:: WHAT TO PRODUCE ::
Reproduce the section of the Joseph Green biography that starts at the words containing "Rugby union career" and ends with "ended his career.".

:: GIVEN PASSAGE ::
* * * * * * * * *
Joseph Green (1846–1923) was a rugby union international who represented England in 1871 in the first international match.

Early life
Joseph Green was born on 28 April 1846 in West Ham. He was the second son of Frederick Green (1814–76) of the Blackwall shipbuilding family and his wife Elizabeth (née Fletcher) of Stepney (1813–70). Joseph Green was educated at Rugby and upon leaving school to join his father's firm returned to London

Rugby union career
In London, Green chose to play for West Kent Football Club alongside A. G. Guillemard. It was written that "for several years [he] was one of the most brilliant of half-backs, being an excellent field, and when once under way as speedy a runner as was ever seen with a ball under his arm, his stride being magnificent." He was selected to play for England in the first ever international match on 27 March 1871 at Edinburgh in the Scotland vs England contest. However, Green sustained a knee injury which ended his career.
* * * * * * * * *
Bounding box annotations:
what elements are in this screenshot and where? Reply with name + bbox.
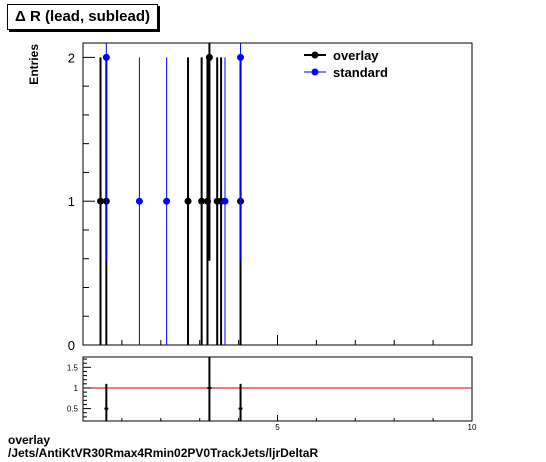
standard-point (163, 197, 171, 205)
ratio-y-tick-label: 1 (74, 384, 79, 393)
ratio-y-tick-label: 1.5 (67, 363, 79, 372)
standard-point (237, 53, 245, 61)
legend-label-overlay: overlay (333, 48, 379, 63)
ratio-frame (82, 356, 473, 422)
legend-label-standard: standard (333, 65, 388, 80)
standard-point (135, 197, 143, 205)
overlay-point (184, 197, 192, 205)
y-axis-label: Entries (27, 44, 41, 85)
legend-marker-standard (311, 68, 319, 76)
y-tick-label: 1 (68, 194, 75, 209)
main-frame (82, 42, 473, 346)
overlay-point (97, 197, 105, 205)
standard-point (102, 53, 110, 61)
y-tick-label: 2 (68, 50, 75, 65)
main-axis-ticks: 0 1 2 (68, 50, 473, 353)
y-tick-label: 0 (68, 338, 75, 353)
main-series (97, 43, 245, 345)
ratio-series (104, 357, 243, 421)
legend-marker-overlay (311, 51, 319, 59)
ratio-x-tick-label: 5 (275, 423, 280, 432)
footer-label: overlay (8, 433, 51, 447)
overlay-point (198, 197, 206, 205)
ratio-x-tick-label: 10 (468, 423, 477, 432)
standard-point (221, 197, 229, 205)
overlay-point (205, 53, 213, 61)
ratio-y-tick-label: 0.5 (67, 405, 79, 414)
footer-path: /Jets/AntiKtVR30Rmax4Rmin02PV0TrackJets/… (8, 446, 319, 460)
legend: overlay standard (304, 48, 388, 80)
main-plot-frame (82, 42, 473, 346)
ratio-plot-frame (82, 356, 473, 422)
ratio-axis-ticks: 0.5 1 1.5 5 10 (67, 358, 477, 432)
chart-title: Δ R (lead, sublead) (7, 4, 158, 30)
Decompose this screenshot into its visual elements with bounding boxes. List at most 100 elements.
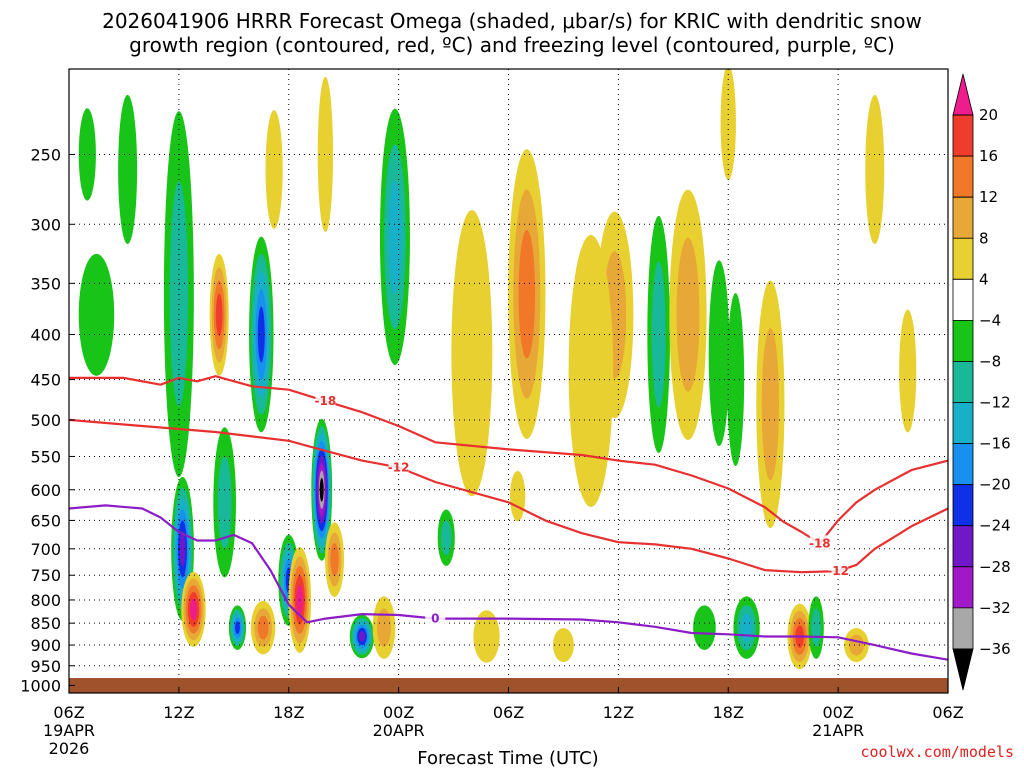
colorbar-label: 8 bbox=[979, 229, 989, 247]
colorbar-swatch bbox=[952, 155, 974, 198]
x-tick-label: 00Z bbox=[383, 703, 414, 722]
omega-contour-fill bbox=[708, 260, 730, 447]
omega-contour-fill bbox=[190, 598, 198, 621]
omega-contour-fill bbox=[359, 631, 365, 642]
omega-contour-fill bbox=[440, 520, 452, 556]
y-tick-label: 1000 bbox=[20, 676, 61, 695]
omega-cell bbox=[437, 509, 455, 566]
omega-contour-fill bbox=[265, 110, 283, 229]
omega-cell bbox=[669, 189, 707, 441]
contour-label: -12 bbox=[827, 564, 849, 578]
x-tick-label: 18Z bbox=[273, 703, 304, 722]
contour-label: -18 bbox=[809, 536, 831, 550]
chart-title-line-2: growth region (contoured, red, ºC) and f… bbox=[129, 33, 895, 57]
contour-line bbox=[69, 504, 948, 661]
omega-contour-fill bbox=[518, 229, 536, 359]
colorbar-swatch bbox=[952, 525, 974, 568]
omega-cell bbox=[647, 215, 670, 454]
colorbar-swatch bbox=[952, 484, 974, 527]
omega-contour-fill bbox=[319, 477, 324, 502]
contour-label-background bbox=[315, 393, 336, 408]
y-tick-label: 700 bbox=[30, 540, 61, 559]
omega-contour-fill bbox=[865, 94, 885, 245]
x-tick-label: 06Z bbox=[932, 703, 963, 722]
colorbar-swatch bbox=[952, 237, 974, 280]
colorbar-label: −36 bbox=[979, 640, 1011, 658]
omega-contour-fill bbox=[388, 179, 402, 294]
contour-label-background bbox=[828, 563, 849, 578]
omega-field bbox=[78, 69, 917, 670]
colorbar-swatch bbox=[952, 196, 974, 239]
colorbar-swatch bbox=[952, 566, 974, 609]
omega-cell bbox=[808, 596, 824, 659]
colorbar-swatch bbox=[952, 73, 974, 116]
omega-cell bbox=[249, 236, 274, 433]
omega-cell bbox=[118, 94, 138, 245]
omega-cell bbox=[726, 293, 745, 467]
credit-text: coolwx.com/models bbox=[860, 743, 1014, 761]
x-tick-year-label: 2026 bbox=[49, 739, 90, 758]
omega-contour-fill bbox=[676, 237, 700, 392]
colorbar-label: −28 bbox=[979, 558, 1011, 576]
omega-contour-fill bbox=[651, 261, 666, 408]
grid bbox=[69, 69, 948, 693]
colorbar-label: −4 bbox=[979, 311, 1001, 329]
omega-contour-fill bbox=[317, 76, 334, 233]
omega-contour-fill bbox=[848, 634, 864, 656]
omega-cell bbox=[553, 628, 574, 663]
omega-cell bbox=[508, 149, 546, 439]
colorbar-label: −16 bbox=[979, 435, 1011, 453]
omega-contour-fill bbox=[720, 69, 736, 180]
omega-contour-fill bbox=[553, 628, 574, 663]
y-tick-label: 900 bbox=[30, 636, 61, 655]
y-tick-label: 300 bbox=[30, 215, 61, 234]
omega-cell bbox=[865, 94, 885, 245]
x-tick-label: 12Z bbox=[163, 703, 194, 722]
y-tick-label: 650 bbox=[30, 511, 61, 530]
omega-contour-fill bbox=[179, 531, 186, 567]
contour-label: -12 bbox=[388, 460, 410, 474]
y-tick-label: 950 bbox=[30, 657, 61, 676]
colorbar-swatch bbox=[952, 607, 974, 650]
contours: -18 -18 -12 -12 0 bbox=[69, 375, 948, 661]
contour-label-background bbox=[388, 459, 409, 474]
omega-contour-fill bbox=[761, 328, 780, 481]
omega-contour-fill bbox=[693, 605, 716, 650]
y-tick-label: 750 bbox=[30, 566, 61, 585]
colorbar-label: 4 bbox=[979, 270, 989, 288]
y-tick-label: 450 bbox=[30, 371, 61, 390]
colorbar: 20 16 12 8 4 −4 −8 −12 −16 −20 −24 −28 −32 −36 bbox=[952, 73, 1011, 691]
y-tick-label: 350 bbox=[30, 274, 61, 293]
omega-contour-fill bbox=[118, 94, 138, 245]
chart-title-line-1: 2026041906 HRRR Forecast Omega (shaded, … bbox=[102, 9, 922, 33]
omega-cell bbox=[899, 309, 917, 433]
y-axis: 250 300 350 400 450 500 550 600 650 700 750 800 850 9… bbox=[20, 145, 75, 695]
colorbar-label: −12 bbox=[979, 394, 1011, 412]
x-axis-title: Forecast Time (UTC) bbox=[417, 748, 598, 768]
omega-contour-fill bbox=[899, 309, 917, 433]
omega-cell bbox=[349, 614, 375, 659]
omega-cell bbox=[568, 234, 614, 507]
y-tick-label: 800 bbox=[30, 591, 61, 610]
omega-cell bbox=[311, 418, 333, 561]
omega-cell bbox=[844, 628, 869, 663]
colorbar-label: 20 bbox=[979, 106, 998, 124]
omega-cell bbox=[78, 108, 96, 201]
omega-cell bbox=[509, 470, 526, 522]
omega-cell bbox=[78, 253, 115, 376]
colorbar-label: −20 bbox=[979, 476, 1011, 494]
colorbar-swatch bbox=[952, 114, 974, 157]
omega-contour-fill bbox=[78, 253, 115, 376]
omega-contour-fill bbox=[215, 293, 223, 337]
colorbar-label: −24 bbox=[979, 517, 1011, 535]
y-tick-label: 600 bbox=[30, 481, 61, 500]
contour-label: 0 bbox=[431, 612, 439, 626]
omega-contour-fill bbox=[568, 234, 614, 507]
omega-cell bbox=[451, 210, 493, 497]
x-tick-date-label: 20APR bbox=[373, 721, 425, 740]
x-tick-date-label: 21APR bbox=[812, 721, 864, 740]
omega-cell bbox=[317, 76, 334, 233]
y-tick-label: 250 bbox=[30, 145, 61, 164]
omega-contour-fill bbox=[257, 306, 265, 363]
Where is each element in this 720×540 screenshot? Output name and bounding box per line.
* * * * * * * * *
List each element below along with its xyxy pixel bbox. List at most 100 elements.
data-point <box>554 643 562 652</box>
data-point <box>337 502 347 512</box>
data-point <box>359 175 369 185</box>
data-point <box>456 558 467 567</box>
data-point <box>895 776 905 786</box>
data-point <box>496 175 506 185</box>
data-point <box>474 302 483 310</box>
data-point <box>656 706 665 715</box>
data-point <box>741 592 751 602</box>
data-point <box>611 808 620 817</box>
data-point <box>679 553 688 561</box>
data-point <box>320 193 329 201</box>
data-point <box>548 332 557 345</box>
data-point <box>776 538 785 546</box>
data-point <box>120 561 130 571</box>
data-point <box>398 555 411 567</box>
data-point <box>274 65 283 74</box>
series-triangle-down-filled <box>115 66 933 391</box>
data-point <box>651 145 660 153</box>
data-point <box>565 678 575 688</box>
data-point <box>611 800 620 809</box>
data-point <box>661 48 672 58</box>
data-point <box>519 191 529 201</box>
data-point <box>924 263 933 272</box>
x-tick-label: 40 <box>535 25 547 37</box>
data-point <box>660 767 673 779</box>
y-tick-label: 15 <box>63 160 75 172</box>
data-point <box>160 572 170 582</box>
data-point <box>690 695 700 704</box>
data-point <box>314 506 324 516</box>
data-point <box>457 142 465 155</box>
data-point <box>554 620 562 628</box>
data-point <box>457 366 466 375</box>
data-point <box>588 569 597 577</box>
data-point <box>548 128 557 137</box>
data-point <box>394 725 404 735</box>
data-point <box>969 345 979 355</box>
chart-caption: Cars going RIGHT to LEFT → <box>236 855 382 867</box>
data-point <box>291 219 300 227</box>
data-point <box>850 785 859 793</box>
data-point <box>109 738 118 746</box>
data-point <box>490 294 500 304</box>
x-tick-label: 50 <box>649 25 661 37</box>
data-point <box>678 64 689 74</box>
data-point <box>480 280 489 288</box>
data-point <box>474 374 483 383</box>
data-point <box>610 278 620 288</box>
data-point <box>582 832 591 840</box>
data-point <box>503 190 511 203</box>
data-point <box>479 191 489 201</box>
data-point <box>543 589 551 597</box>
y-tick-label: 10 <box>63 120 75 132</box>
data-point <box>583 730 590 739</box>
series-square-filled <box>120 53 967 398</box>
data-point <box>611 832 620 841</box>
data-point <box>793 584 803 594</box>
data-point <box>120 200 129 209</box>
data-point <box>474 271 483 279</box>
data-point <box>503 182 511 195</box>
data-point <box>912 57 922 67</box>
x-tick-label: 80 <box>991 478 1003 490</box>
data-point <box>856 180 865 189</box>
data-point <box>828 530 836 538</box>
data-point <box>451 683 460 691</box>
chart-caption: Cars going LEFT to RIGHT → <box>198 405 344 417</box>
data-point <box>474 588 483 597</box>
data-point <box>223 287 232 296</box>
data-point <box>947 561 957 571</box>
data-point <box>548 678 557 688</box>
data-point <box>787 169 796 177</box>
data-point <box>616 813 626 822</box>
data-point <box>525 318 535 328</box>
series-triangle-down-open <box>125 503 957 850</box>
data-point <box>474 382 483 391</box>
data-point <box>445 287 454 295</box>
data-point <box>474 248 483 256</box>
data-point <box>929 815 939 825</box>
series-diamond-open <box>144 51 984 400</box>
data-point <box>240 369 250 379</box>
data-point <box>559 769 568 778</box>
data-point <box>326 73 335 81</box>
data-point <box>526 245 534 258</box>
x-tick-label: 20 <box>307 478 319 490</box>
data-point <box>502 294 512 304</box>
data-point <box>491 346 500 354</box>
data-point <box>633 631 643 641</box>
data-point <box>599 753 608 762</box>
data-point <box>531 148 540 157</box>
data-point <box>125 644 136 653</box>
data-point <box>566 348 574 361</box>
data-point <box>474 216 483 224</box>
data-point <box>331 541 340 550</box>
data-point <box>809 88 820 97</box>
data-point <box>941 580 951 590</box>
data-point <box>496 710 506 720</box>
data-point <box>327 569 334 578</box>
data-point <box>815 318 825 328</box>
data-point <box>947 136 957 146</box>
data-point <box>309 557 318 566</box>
* * * * * * * * *
:: COMPLETED EXERCISE ::
Rugby union career
In London, Green chose to play for West Kent Football Club alongside A. G. Guillemard. It was written that "for several years [he] was one of the most brilliant of half-backs, being an excellent field, and when once under way as speedy a runner as was ever seen with a ball under his arm, his stride being magnificent." He was selected to play for England in the first ever international match on 27 March 1871 at Edinburgh in the Scotland vs England contest. However, Green sustained a knee injury which ended his career.